*WHAT THE TASK REQUIRES*
Gather each line of the entries below that includes "MADURAS".

[BEGIN EXERCISE DATA]

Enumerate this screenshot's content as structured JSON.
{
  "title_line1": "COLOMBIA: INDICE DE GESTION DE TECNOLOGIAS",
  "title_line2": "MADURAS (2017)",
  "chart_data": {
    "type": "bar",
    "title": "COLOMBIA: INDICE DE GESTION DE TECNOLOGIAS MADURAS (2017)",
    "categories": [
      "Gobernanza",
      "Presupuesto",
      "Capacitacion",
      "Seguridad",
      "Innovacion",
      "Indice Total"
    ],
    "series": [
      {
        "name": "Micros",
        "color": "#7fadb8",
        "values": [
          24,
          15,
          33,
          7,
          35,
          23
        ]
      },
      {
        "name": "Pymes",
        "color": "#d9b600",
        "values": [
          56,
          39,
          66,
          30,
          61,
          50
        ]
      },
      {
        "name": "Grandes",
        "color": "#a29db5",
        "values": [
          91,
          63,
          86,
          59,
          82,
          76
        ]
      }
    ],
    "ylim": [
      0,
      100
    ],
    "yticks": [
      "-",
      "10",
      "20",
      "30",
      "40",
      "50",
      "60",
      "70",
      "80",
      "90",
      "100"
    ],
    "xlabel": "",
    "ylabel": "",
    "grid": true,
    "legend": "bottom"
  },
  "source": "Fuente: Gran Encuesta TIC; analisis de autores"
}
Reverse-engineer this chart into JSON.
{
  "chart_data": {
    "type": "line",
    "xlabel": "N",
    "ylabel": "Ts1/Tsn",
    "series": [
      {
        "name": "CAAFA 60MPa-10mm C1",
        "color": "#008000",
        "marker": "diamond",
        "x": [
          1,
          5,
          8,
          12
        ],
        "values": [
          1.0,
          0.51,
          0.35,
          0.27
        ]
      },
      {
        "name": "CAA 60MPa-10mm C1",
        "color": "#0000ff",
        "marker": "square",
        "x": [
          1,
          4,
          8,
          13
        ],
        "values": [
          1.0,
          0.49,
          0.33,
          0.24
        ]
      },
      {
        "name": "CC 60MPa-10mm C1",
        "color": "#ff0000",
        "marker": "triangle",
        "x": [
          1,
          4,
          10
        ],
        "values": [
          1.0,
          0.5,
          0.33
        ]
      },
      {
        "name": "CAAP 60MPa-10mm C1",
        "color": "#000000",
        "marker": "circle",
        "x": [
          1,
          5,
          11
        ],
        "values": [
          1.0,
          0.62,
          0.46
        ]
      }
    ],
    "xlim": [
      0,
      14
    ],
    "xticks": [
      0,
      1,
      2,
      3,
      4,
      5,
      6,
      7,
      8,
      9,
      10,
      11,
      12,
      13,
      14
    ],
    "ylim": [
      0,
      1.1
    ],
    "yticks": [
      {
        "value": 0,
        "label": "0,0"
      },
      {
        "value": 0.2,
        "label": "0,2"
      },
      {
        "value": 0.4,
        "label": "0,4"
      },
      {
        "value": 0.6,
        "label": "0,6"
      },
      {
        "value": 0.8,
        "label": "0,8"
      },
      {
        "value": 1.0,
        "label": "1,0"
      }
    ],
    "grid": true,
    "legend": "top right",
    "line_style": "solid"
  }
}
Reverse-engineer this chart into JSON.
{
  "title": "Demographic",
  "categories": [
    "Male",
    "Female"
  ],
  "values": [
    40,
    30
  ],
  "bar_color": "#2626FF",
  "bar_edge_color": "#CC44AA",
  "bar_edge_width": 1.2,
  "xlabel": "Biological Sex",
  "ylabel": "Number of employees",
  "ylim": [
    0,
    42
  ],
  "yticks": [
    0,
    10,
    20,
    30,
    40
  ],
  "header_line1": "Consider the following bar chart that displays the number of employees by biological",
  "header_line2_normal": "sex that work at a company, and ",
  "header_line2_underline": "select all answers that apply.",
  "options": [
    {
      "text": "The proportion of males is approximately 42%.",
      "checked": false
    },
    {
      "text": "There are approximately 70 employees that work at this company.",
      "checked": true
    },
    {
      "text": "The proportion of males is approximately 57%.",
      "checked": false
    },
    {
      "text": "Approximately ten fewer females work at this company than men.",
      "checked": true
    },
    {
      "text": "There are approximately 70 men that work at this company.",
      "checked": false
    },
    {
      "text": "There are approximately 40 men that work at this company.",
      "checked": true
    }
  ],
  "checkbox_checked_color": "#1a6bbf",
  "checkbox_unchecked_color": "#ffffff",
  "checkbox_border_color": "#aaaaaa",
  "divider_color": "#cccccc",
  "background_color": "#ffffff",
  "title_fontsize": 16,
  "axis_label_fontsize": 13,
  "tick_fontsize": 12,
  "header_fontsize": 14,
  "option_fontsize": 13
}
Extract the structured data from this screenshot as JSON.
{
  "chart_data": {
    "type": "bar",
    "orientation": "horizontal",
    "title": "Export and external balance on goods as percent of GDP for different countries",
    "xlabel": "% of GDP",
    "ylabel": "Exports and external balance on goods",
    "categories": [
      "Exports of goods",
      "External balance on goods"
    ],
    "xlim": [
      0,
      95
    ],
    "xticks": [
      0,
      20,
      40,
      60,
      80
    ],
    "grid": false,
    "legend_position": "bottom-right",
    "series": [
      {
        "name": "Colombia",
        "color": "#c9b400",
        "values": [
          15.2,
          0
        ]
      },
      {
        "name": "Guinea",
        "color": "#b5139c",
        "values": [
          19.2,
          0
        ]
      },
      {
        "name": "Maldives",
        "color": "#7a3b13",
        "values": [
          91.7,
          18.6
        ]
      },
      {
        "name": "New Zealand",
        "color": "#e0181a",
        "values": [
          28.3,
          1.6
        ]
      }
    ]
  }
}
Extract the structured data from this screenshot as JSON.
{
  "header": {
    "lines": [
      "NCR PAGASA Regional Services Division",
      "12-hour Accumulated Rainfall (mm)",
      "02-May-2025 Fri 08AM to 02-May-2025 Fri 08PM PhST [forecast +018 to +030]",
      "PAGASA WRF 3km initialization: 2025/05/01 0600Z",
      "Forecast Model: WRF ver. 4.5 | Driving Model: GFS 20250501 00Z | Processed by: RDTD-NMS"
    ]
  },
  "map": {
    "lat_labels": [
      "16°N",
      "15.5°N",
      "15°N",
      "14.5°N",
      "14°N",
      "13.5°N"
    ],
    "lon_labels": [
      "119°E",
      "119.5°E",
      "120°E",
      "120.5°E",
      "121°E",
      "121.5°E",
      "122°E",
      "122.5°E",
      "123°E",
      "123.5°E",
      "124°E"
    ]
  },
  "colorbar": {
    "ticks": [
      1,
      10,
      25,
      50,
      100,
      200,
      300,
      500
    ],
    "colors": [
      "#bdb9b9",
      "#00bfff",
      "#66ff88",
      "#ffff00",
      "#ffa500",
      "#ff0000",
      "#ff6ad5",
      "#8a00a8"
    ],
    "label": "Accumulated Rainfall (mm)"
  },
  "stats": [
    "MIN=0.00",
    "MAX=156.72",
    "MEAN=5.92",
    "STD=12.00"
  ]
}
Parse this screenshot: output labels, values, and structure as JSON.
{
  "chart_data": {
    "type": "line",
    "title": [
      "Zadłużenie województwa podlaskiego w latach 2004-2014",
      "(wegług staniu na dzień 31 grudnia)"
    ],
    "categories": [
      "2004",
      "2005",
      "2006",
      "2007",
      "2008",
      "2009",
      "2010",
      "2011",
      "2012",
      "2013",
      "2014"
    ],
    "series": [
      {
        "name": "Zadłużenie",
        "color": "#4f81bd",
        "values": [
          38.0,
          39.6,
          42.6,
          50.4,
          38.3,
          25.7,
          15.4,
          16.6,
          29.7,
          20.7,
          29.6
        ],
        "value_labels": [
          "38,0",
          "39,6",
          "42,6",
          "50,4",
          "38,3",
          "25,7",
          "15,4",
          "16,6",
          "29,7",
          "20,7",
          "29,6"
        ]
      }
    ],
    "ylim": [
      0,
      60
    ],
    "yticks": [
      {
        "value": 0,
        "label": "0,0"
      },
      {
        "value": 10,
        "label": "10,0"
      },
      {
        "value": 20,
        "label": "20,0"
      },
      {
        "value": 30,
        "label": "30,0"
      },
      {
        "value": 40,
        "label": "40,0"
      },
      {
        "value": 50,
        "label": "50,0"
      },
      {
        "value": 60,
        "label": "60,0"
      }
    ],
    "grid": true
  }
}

[END EXERCISE DATA]

*SOLUTION FOR THIS TASK*
  "title_line2": "MADURAS (2017)",
    "title": "COLOMBIA: INDICE DE GESTION DE TECNOLOGIAS MADURAS (2017)",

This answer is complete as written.